### WRITTEN PROBLEM
Below are entries. Pull out all lines containing "background".

::::

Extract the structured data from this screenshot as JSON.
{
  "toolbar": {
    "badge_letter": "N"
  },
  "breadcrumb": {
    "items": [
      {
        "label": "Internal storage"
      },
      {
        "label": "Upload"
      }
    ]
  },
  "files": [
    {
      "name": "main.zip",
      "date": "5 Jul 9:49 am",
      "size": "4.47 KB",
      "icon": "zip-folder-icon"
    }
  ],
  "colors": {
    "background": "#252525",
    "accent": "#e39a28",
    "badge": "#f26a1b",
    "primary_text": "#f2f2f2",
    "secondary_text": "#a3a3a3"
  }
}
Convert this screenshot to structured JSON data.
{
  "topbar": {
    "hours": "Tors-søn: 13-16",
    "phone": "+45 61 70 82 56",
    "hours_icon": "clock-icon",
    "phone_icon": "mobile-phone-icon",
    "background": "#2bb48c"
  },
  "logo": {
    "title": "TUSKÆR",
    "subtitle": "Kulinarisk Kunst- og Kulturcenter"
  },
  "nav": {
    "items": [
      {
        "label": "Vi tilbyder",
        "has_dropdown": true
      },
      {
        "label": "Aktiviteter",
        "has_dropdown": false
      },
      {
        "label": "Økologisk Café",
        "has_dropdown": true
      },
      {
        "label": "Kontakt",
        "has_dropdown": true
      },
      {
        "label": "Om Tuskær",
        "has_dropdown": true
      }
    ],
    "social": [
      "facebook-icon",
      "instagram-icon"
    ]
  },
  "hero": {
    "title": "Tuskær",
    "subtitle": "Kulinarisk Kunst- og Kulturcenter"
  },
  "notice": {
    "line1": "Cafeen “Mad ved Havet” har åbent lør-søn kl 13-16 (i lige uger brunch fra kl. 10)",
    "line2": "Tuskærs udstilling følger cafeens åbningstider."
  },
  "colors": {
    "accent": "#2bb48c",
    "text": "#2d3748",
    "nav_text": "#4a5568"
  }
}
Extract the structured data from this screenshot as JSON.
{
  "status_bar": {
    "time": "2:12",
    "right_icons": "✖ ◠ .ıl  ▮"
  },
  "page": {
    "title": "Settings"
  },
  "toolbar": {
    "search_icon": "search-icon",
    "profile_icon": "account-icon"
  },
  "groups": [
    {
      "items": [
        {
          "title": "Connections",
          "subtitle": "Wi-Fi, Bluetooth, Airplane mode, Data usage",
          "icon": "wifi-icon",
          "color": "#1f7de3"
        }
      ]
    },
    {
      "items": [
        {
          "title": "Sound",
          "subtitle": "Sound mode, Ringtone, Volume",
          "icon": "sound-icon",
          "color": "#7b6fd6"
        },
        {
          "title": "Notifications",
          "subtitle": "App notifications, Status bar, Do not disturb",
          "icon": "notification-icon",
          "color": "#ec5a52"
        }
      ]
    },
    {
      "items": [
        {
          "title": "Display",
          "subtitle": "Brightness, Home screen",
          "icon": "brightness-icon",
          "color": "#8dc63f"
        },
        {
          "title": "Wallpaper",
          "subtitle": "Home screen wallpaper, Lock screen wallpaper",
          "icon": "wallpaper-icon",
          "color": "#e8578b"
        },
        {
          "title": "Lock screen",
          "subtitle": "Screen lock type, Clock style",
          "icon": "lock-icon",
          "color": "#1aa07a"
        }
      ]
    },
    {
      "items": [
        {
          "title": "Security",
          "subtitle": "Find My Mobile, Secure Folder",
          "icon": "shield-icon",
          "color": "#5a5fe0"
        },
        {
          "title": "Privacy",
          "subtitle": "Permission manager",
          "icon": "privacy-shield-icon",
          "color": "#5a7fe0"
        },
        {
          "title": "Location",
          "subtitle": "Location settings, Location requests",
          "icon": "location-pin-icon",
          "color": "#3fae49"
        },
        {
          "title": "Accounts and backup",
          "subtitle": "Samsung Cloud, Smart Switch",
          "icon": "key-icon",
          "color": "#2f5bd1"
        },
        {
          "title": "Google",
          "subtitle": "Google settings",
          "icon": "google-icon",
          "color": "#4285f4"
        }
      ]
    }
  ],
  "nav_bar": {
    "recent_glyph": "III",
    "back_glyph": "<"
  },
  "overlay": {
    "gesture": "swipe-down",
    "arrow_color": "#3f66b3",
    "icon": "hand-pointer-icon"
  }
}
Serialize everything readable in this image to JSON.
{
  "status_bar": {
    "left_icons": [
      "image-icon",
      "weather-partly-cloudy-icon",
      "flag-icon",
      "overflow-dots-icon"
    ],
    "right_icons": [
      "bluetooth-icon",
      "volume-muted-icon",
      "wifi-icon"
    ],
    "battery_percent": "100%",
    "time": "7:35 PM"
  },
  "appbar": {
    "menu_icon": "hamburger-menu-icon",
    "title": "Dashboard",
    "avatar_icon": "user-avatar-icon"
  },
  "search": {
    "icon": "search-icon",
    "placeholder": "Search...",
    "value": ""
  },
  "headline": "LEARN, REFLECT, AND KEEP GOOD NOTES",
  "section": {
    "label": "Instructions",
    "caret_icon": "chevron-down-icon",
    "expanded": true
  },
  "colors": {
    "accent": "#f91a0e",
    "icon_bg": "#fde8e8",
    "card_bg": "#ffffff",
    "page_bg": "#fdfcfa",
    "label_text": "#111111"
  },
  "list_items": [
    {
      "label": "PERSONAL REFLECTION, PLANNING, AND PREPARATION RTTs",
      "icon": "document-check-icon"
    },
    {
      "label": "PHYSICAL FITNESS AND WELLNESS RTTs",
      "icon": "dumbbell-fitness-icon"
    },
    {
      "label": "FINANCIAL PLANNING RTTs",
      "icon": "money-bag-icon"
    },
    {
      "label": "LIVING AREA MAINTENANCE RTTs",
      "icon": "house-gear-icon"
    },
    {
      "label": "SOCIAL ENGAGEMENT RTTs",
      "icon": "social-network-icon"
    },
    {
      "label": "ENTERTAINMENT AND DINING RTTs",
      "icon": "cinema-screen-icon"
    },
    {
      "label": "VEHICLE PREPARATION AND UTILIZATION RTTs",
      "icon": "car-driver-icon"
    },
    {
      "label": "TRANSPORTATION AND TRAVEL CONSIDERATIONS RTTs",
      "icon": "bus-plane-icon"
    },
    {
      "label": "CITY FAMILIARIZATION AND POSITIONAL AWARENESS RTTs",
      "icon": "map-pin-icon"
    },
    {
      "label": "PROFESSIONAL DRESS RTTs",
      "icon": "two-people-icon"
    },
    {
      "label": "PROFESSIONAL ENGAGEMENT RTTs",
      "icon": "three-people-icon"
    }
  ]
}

::::

### FINISHED ANSWER
    "background": "#252525",
    "background": "#2bb48c"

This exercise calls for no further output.